[Stored data entries]
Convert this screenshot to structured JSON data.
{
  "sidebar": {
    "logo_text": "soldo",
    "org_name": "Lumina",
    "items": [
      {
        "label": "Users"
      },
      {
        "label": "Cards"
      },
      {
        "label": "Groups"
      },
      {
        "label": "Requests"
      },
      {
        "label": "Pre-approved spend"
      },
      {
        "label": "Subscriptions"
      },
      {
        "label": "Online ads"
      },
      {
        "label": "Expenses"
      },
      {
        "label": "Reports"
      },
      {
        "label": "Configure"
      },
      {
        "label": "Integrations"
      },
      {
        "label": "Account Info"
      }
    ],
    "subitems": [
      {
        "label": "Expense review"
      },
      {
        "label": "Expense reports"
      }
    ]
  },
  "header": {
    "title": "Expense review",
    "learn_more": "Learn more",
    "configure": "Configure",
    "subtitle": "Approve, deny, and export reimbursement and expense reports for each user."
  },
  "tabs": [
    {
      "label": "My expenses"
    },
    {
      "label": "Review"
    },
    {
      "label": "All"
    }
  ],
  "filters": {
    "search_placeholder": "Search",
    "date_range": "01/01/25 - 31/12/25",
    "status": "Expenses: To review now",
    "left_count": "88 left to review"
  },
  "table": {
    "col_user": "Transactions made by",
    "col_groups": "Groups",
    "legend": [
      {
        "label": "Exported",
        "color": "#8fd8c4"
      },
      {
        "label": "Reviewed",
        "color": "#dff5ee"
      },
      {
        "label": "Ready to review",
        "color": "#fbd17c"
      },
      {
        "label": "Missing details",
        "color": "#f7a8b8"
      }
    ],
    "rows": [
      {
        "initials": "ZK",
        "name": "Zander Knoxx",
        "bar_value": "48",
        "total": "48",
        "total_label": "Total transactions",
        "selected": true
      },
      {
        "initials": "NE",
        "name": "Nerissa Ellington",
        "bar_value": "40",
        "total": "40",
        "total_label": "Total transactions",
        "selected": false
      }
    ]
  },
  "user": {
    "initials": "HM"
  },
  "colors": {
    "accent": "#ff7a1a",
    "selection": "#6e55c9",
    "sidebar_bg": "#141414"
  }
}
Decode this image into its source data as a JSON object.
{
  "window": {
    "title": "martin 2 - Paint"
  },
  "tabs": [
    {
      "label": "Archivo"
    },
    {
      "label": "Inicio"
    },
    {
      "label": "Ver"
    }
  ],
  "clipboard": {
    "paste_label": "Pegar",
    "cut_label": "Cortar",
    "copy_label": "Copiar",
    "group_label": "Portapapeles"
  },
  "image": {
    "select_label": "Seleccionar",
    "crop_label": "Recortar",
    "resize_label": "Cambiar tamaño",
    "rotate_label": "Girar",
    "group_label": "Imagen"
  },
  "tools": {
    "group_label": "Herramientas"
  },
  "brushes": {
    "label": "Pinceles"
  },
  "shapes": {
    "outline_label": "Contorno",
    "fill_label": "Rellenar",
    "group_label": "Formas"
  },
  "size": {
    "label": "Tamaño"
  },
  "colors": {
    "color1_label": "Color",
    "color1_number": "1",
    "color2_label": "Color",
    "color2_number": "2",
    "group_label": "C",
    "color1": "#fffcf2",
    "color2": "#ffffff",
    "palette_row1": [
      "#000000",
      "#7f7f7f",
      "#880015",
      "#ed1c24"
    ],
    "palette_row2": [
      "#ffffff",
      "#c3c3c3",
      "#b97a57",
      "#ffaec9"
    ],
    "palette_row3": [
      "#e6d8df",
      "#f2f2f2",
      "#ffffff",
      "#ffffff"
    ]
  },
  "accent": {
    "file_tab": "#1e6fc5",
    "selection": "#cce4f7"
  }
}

**Exercise task**. From the data above, copy out every line with the string "Configure" in it.

**Result of the exercise**.
        "label": "Configure"
    "configure": "Configure",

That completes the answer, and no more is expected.